▶ **EXERCISE DETAILS**
Reproduce the material word for word; the images stay out.
━━━ GIVEN DATA ━━━
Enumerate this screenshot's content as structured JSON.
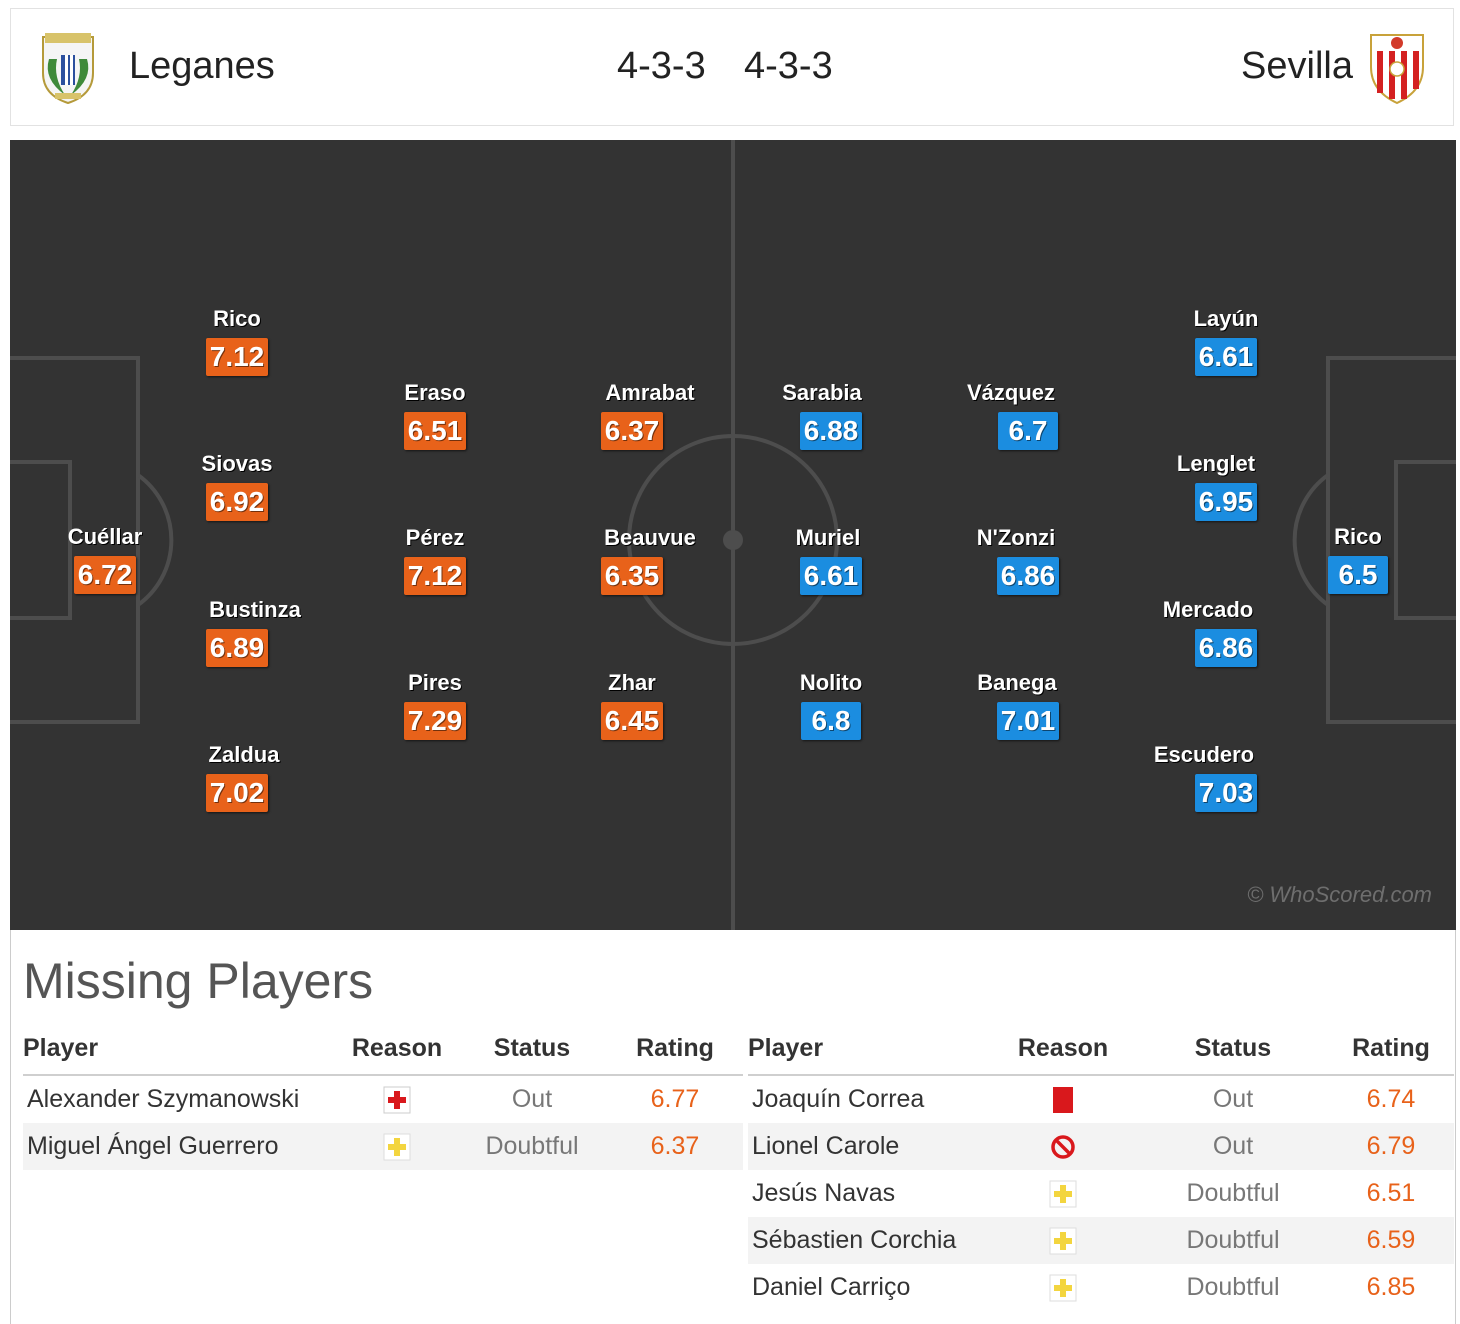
{
  "header": {
    "home_team": "Leganes",
    "away_team": "Sevilla",
    "home_formation": "4-3-3",
    "away_formation": "4-3-3"
  },
  "colors": {
    "home_rating": "#e8621a",
    "away_rating": "#1b8de0",
    "pitch": "#333333"
  },
  "lineup": {
    "home": [
      {
        "name": "Cuéllar",
        "rating": "6.72"
      },
      {
        "name": "Rico",
        "rating": "7.12"
      },
      {
        "name": "Siovas",
        "rating": "6.92"
      },
      {
        "name": "Bustinza",
        "rating": "6.89"
      },
      {
        "name": "Zaldua",
        "rating": "7.02"
      },
      {
        "name": "Eraso",
        "rating": "6.51"
      },
      {
        "name": "Pérez",
        "rating": "7.12"
      },
      {
        "name": "Pires",
        "rating": "7.29"
      },
      {
        "name": "Amrabat",
        "rating": "6.37"
      },
      {
        "name": "Beauvue",
        "rating": "6.35"
      },
      {
        "name": "Zhar",
        "rating": "6.45"
      }
    ],
    "away": [
      {
        "name": "Rico",
        "rating": "6.5"
      },
      {
        "name": "Layún",
        "rating": "6.61"
      },
      {
        "name": "Lenglet",
        "rating": "6.95"
      },
      {
        "name": "Mercado",
        "rating": "6.86"
      },
      {
        "name": "Escudero",
        "rating": "7.03"
      },
      {
        "name": "Vázquez",
        "rating": "6.7"
      },
      {
        "name": "N'Zonzi",
        "rating": "6.86"
      },
      {
        "name": "Banega",
        "rating": "7.01"
      },
      {
        "name": "Sarabia",
        "rating": "6.88"
      },
      {
        "name": "Muriel",
        "rating": "6.61"
      },
      {
        "name": "Nolito",
        "rating": "6.8"
      }
    ]
  },
  "watermark": "© WhoScored.com",
  "missing": {
    "title": "Missing Players",
    "columns": {
      "player": "Player",
      "reason": "Reason",
      "status": "Status",
      "rating": "Rating"
    },
    "home": [
      {
        "player": "Alexander Szymanowski",
        "reason_icon": "injury-icon",
        "status": "Out",
        "rating": "6.77"
      },
      {
        "player": "Miguel Ángel Guerrero",
        "reason_icon": "doubtful-icon",
        "status": "Doubtful",
        "rating": "6.37"
      }
    ],
    "away": [
      {
        "player": "Joaquín Correa",
        "reason_icon": "red-card-icon",
        "status": "Out",
        "rating": "6.74"
      },
      {
        "player": "Lionel Carole",
        "reason_icon": "suspended-icon",
        "status": "Out",
        "rating": "6.79"
      },
      {
        "player": "Jesús Navas",
        "reason_icon": "doubtful-icon",
        "status": "Doubtful",
        "rating": "6.51"
      },
      {
        "player": "Sébastien Corchia",
        "reason_icon": "doubtful-icon",
        "status": "Doubtful",
        "rating": "6.59"
      },
      {
        "player": "Daniel Carriço",
        "reason_icon": "doubtful-icon",
        "status": "Doubtful",
        "rating": "6.85"
      }
    ]
  }
}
━━━
▶ **RESPONSE TO THE TASK**
Enumerate this screenshot's content as structured JSON.
{
  "header": {
    "home_team": "Leganes",
    "away_team": "Sevilla",
    "home_formation": "4-3-3",
    "away_formation": "4-3-3"
  },
  "colors": {
    "home_rating": "#e8621a",
    "away_rating": "#1b8de0",
    "pitch": "#333333"
  },
  "lineup": {
    "home": [
      {
        "name": "Cuéllar",
        "rating": "6.72"
      },
      {
        "name": "Rico",
        "rating": "7.12"
      },
      {
        "name": "Siovas",
        "rating": "6.92"
      },
      {
        "name": "Bustinza",
        "rating": "6.89"
      },
      {
        "name": "Zaldua",
        "rating": "7.02"
      },
      {
        "name": "Eraso",
        "rating": "6.51"
      },
      {
        "name": "Pérez",
        "rating": "7.12"
      },
      {
        "name": "Pires",
        "rating": "7.29"
      },
      {
        "name": "Amrabat",
        "rating": "6.37"
      },
      {
        "name": "Beauvue",
        "rating": "6.35"
      },
      {
        "name": "Zhar",
        "rating": "6.45"
      }
    ],
    "away": [
      {
        "name": "Rico",
        "rating": "6.5"
      },
      {
        "name": "Layún",
        "rating": "6.61"
      },
      {
        "name": "Lenglet",
        "rating": "6.95"
      },
      {
        "name": "Mercado",
        "rating": "6.86"
      },
      {
        "name": "Escudero",
        "rating": "7.03"
      },
      {
        "name": "Vázquez",
        "rating": "6.7"
      },
      {
        "name": "N'Zonzi",
        "rating": "6.86"
      },
      {
        "name": "Banega",
        "rating": "7.01"
      },
      {
        "name": "Sarabia",
        "rating": "6.88"
      },
      {
        "name": "Muriel",
        "rating": "6.61"
      },
      {
        "name": "Nolito",
        "rating": "6.8"
      }
    ]
  },
  "watermark": "© WhoScored.com",
  "missing": {
    "title": "Missing Players",
    "columns": {
      "player": "Player",
      "reason": "Reason",
      "status": "Status",
      "rating": "Rating"
    },
    "home": [
      {
        "player": "Alexander Szymanowski",
        "reason_icon": "injury-icon",
        "status": "Out",
        "rating": "6.77"
      },
      {
        "player": "Miguel Ángel Guerrero",
        "reason_icon": "doubtful-icon",
        "status": "Doubtful",
        "rating": "6.37"
      }
    ],
    "away": [
      {
        "player": "Joaquín Correa",
        "reason_icon": "red-card-icon",
        "status": "Out",
        "rating": "6.74"
      },
      {
        "player": "Lionel Carole",
        "reason_icon": "suspended-icon",
        "status": "Out",
        "rating": "6.79"
      },
      {
        "player": "Jesús Navas",
        "reason_icon": "doubtful-icon",
        "status": "Doubtful",
        "rating": "6.51"
      },
      {
        "player": "Sébastien Corchia",
        "reason_icon": "doubtful-icon",
        "status": "Doubtful",
        "rating": "6.59"
      },
      {
        "player": "Daniel Carriço",
        "reason_icon": "doubtful-icon",
        "status": "Doubtful",
        "rating": "6.85"
      }
    ]
  }
}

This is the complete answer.